## AIM OF THE TASK
Reproduce the lines of the records verbatim, starting with the line that contains "list-item-title-en: Companies, Trade" and continuing through the line that contains "list-item-title-mm: ကဖေး၊ အအေးဆိုင်နှင့်", with both of those lines included.

Visual layout annotation data
- - - - -

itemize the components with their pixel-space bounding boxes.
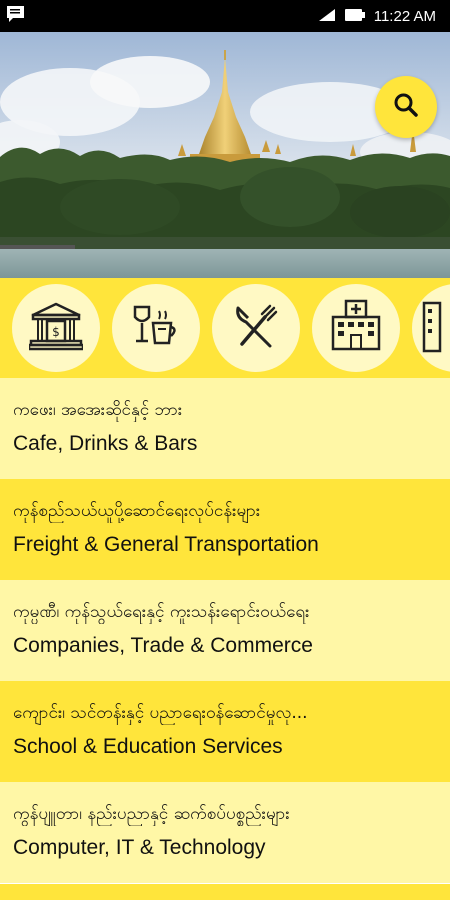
list-item-title-en: Companies, Trade & Commerce: [13, 634, 313, 657]
list-item-freight[interactable]: ကုန်စည်သယ်ယူပို့ဆောင်ရေးလုပ်ငန်းများ Fre…: [0, 479, 450, 580]
list-item-title-en: School & Education Services: [13, 735, 283, 758]
list-item-title-en: Freight & General Transportation: [13, 533, 319, 556]
category-food-button[interactable]: [212, 284, 300, 372]
search-button[interactable]: [375, 76, 437, 138]
hospital-icon: [330, 299, 382, 357]
category-strip[interactable]: $: [0, 278, 450, 378]
category-building-button[interactable]: [412, 284, 450, 372]
list-item-computer[interactable]: ကွန်ပျူတာ၊ နည်းပညာနှင့် ဆက်စပ်ပစ္စည်းမျာ…: [0, 782, 450, 883]
list-item-cafe[interactable]: ကဖေး၊ အအေးဆိုင်နှင့် ဘား Cafe, Drinks & …: [0, 378, 450, 479]
signal-icon: [318, 7, 336, 26]
list-item-title-mm: ကုမ္ပဏီ၊ ကုန်သွယ်ရေးနှင့် ကူးသန်းရောင်းဝ…: [13, 602, 310, 622]
list-item-school[interactable]: ကျောင်း၊ သင်တန်းနှင့် ပညာရေးဝန်ဆောင်မှုလ…: [0, 681, 450, 782]
status-bar: 11:22 AM: [0, 0, 450, 32]
list-item-title-mm: ကဖေး၊ အအေးဆိုင်နှင့် ဘား: [13, 400, 183, 420]
list-item-title-en: Computer, IT & Technology: [13, 836, 266, 859]
search-icon: [393, 92, 419, 122]
chat-notification-icon: [6, 5, 26, 27]
battery-icon: [344, 7, 366, 26]
list-item-title-en: Cafe, Drinks & Bars: [13, 432, 198, 455]
category-drinks-button[interactable]: [112, 284, 200, 372]
building-icon: [420, 299, 442, 357]
list-item-title-mm: ကျောင်း၊ သင်တန်းနှင့် ပညာရေးဝန်ဆောင်မှုလ…: [13, 703, 308, 723]
bank-icon: $: [27, 301, 85, 355]
category-list: ကဖေး၊ အအေးဆိုင်နှင့် ဘား Cafe, Drinks & …: [0, 378, 450, 883]
next-list-item-edge[interactable]: [0, 884, 450, 900]
shwedagon-pagoda-photo: [0, 32, 450, 278]
category-bank-button[interactable]: $: [12, 284, 100, 372]
list-item-title-mm: ကုန်စည်သယ်ယူပို့ဆောင်ရေးလုပ်ငန်းများ: [13, 501, 261, 521]
list-item-companies[interactable]: ကုမ္ပဏီ၊ ကုန်သွယ်ရေးနှင့် ကူးသန်းရောင်းဝ…: [0, 580, 450, 681]
hero-image: [0, 32, 450, 278]
list-item-title-mm: ကွန်ပျူတာ၊ နည်းပညာနှင့် ဆက်စပ်ပစ္စည်းမျာ…: [13, 804, 290, 824]
category-hospital-button[interactable]: [312, 284, 400, 372]
fork-knife-icon: [232, 302, 280, 354]
status-time: 11:22 AM: [373, 7, 436, 25]
svg-text:$: $: [52, 325, 60, 339]
drinks-coffee-icon: [131, 303, 181, 353]
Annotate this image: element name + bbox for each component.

- - - - -

## FINAL ANSWER
list-item-title-en: Companies, Trade & Commerce: [13, 634, 313, 657]
list-item-freight[interactable]: ကုန်စည်သယ်ယူပို့ဆောင်ရေးလုပ်ငန်းများ Fre…: [0, 479, 450, 580]
list-item-title-en: School & Education Services: [13, 735, 283, 758]
list-item-title-en: Freight & General Transportation: [13, 533, 319, 556]
category-food-button[interactable]: [212, 284, 300, 372]
search-button[interactable]: [375, 76, 437, 138]
hospital-icon: [330, 299, 382, 357]
category-strip[interactable]: $: [0, 278, 450, 378]
category-building-button[interactable]: [412, 284, 450, 372]
list-item-computer[interactable]: ကွန်ပျူတာ၊ နည်းပညာနှင့် ဆက်စပ်ပစ္စည်းမျာ…: [0, 782, 450, 883]
list-item-cafe[interactable]: ကဖေး၊ အအေးဆိုင်နှင့် ဘား Cafe, Drinks & …: [0, 378, 450, 479]
signal-icon: [318, 7, 336, 26]
list-item-title-mm: ကုမ္ပဏီ၊ ကုန်သွယ်ရေးနှင့် ကူးသန်းရောင်းဝ…: [13, 602, 310, 622]
list-item-school[interactable]: ကျောင်း၊ သင်တန်းနှင့် ပညာရေးဝန်ဆောင်မှုလ…: [0, 681, 450, 782]
status-bar: 11:22 AM: [0, 0, 450, 32]
list-item-title-mm: ကဖေး၊ အအေးဆိုင်နှင့် ဘား: [13, 400, 183, 420]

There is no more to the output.